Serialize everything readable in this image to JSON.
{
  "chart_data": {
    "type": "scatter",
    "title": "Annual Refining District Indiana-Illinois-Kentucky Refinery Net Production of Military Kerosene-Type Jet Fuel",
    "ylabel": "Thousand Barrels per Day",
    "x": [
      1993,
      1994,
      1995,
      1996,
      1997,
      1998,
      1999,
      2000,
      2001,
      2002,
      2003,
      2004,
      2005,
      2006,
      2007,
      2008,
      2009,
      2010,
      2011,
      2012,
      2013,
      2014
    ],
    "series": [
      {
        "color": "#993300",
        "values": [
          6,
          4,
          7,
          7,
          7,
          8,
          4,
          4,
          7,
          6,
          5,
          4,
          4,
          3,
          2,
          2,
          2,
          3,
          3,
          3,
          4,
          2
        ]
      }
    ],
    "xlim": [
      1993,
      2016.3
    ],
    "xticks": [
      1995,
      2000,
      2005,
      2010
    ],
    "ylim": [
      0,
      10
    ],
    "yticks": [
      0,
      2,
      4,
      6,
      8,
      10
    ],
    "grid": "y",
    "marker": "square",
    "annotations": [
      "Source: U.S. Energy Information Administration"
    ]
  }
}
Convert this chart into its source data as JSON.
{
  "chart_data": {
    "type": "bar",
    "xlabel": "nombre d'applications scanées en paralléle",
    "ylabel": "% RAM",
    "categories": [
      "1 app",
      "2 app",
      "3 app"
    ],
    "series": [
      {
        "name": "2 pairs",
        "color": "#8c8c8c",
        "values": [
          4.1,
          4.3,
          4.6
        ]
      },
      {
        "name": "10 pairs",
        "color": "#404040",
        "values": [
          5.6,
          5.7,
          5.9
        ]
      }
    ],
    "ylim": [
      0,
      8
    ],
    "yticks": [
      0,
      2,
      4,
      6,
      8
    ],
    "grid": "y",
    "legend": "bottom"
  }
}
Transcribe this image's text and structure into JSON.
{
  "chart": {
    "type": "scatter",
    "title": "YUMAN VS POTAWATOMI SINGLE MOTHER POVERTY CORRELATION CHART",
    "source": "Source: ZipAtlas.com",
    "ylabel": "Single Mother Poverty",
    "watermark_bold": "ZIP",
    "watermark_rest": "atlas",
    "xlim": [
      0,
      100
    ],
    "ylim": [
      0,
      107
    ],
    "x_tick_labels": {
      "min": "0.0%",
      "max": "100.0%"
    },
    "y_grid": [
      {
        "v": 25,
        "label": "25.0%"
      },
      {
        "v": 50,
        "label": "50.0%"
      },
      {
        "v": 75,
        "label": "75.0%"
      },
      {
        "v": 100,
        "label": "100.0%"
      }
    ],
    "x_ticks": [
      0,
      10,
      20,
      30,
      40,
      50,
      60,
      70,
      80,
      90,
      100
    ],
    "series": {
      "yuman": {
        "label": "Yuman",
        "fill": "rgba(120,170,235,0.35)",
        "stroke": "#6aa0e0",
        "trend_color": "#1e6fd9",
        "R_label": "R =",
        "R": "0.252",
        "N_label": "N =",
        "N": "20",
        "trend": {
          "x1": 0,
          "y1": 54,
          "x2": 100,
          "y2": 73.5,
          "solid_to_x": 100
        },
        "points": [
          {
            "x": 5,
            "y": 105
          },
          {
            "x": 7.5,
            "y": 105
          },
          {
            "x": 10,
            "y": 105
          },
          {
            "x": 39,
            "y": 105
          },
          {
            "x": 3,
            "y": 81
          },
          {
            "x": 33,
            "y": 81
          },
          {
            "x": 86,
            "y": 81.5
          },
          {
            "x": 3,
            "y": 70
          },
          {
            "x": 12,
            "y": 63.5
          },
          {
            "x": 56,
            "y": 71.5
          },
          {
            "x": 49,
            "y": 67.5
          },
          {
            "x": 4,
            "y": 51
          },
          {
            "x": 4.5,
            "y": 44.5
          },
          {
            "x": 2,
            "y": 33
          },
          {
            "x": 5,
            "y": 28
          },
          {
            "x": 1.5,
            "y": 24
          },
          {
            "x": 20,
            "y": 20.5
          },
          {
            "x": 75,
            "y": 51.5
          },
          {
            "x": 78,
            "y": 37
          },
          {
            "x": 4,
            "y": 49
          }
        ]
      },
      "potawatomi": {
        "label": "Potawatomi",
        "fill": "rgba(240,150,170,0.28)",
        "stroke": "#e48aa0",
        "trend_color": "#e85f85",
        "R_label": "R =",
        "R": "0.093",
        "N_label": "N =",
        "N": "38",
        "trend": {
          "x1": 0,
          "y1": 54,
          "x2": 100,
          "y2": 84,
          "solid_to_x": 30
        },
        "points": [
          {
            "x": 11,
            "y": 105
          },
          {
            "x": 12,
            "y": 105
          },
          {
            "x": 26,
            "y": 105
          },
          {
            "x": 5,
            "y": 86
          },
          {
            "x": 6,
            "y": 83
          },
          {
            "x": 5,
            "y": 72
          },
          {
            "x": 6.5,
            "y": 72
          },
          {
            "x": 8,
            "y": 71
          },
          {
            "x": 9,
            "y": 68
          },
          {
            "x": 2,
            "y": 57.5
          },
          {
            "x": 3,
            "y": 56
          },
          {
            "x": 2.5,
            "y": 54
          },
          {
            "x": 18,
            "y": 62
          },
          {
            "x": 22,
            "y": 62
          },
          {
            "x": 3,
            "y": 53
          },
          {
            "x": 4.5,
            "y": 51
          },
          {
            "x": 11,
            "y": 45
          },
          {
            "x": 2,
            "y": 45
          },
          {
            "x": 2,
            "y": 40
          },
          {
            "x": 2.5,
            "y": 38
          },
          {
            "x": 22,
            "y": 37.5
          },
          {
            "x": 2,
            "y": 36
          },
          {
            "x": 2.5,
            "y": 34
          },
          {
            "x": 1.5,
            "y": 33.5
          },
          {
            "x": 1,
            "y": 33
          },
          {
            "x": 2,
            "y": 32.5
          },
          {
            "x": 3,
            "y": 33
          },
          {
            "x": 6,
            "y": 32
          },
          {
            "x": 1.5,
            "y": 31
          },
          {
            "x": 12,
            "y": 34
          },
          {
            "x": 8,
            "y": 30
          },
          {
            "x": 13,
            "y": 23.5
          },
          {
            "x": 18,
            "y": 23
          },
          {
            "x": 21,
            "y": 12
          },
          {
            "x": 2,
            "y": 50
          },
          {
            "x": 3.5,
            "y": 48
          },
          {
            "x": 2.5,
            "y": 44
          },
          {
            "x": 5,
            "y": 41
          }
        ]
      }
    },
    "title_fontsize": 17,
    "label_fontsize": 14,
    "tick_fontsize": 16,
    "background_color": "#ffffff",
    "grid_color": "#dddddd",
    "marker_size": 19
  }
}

==========

**WORK TO DO:** Look over the records above and copy each line that includes the string "fill".

**RESPONSE TO THIS EXERCISE:**
        "fill": "rgba(120,170,235,0.35)",
        "fill": "rgba(240,150,170,0.28)",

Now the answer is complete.